> _TASK TO CARRY OUT_: Copy all lines below containing "Order".

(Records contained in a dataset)
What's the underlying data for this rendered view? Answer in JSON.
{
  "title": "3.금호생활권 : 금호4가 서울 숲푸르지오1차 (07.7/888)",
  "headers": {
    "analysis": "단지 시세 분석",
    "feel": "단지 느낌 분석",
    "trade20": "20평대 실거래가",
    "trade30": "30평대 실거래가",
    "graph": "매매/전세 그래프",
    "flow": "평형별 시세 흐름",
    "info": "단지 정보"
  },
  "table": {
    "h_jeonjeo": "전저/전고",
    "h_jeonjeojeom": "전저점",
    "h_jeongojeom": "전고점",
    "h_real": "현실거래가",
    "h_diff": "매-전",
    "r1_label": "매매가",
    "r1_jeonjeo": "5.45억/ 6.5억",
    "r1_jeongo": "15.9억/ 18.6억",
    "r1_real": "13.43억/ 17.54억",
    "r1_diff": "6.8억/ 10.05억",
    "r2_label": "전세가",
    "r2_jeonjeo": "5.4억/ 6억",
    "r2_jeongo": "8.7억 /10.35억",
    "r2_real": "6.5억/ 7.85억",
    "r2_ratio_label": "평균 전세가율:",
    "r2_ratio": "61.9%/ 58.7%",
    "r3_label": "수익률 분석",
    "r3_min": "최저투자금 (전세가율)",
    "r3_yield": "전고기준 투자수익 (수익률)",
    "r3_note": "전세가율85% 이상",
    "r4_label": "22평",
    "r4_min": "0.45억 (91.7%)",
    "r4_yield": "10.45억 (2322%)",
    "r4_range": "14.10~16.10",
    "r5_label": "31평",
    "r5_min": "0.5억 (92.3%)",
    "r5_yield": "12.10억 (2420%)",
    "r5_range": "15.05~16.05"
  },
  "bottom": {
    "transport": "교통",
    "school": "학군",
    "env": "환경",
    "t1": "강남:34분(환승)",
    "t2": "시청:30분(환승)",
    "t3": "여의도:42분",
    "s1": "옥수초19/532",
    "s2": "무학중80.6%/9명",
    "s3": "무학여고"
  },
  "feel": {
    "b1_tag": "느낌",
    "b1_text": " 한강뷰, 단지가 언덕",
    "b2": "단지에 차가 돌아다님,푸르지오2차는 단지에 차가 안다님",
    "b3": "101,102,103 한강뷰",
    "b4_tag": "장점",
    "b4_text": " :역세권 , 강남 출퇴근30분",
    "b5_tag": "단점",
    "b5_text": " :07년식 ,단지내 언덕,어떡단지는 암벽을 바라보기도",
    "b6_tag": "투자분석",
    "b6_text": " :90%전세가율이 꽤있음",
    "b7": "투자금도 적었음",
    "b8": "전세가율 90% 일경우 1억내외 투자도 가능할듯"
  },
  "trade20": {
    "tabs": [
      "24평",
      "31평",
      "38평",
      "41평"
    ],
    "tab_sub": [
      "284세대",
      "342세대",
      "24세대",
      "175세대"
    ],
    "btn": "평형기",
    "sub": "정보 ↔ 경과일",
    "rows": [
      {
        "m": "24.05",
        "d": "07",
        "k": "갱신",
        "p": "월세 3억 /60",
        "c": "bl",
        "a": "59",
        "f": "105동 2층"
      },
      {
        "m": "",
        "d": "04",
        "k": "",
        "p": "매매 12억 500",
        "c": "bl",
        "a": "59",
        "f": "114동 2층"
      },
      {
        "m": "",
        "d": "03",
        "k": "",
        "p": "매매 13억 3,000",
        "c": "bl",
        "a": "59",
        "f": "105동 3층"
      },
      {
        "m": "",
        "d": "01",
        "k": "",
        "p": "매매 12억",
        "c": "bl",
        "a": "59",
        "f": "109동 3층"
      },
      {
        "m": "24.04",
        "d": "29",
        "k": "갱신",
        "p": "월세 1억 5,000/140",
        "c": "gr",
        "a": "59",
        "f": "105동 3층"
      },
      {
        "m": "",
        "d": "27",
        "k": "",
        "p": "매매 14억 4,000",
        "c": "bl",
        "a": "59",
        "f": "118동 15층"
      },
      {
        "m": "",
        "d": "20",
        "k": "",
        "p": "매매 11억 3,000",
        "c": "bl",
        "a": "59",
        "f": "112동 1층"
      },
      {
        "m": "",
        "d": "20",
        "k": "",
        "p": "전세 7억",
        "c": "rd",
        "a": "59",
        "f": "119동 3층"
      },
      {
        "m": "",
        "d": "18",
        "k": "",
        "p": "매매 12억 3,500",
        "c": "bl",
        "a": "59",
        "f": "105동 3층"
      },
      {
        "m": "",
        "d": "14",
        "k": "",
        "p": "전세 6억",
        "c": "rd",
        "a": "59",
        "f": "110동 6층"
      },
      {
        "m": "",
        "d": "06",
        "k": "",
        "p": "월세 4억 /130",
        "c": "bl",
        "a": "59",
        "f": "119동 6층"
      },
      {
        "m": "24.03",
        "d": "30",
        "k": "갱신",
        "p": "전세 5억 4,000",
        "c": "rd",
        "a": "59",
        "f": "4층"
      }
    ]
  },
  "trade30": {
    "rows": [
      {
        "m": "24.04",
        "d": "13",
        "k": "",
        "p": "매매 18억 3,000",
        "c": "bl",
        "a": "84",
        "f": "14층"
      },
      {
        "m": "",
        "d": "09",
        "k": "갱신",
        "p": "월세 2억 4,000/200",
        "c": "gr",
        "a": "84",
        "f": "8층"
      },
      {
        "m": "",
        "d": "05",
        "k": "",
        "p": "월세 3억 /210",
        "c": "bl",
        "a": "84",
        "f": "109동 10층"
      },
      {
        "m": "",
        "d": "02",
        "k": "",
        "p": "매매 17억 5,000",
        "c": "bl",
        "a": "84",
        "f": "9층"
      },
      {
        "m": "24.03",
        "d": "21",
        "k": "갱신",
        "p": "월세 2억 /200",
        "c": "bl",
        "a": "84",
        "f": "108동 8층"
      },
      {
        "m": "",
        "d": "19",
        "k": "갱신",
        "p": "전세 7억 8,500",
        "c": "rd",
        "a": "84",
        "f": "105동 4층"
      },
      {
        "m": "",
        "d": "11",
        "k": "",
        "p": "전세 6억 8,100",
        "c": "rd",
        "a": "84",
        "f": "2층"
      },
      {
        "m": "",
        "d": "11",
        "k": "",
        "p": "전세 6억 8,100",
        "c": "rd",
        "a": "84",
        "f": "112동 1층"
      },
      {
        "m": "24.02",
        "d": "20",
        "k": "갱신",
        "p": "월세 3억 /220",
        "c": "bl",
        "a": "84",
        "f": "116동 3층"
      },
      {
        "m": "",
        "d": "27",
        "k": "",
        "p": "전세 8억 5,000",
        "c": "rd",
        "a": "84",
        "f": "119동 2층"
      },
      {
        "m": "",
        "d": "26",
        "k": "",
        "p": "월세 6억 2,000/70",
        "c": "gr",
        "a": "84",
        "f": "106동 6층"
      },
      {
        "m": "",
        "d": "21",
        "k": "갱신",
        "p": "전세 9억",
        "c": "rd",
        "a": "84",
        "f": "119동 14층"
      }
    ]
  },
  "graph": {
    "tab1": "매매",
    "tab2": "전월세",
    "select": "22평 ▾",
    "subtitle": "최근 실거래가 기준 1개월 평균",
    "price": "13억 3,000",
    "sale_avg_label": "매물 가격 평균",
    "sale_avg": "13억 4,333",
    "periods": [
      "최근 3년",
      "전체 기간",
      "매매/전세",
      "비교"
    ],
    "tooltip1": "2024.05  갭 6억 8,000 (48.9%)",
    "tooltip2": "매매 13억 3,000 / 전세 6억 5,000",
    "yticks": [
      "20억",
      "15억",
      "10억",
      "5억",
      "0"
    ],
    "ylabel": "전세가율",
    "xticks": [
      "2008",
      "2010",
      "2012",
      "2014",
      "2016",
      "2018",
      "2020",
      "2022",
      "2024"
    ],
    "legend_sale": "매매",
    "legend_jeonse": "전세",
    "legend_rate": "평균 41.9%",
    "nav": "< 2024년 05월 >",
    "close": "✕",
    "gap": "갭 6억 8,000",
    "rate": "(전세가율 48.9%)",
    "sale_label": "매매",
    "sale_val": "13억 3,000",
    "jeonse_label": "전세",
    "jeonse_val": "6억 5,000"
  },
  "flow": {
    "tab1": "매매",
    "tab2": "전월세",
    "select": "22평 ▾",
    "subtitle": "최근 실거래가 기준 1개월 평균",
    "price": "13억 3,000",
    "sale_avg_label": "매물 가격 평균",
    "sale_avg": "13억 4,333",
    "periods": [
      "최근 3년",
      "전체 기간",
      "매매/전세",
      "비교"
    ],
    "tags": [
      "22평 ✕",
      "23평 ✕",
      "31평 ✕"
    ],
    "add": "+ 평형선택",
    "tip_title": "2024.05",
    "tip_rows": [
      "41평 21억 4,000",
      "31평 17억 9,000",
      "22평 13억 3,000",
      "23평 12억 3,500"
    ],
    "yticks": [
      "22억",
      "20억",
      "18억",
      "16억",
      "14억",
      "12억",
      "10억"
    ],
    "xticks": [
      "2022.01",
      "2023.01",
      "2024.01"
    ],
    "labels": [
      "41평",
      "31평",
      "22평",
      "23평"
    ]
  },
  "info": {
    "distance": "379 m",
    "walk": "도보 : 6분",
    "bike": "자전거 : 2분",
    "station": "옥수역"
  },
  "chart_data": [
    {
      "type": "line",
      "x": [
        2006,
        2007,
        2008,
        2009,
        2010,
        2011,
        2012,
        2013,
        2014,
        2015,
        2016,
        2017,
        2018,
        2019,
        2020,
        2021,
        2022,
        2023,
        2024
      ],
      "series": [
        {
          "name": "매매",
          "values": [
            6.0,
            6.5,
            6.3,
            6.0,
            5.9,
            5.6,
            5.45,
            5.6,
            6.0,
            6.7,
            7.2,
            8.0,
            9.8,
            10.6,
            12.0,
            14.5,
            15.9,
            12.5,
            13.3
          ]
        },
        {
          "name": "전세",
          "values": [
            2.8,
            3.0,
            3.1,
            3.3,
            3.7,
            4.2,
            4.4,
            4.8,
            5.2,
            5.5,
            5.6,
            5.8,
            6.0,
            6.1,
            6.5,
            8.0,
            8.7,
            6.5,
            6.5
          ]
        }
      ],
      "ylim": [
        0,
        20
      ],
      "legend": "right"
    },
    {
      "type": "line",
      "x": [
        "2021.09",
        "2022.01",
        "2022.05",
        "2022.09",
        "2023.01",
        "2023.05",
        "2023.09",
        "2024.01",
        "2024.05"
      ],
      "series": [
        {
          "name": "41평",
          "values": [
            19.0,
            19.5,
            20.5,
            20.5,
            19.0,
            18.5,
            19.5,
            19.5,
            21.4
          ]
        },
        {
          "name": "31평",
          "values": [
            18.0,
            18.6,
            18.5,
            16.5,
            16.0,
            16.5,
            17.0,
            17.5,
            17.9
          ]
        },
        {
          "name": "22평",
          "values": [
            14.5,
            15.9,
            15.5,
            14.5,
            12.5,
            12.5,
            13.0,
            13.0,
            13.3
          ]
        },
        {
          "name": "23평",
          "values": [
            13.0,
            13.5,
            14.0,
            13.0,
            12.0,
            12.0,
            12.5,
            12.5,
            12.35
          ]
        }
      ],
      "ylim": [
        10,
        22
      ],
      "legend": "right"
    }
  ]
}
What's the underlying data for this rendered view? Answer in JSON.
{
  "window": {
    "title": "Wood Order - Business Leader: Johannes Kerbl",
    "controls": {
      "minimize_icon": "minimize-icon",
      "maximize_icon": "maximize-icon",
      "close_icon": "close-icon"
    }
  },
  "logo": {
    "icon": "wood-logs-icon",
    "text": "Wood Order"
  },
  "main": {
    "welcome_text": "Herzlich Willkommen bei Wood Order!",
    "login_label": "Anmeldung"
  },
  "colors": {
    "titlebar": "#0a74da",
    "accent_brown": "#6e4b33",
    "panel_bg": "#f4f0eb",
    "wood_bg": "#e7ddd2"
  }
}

> _SOLVED PROBLEM_:
    "title": "Wood Order - Business Leader: Johannes Kerbl",
    "text": "Wood Order"
    "welcome_text": "Herzlich Willkommen bei Wood Order!",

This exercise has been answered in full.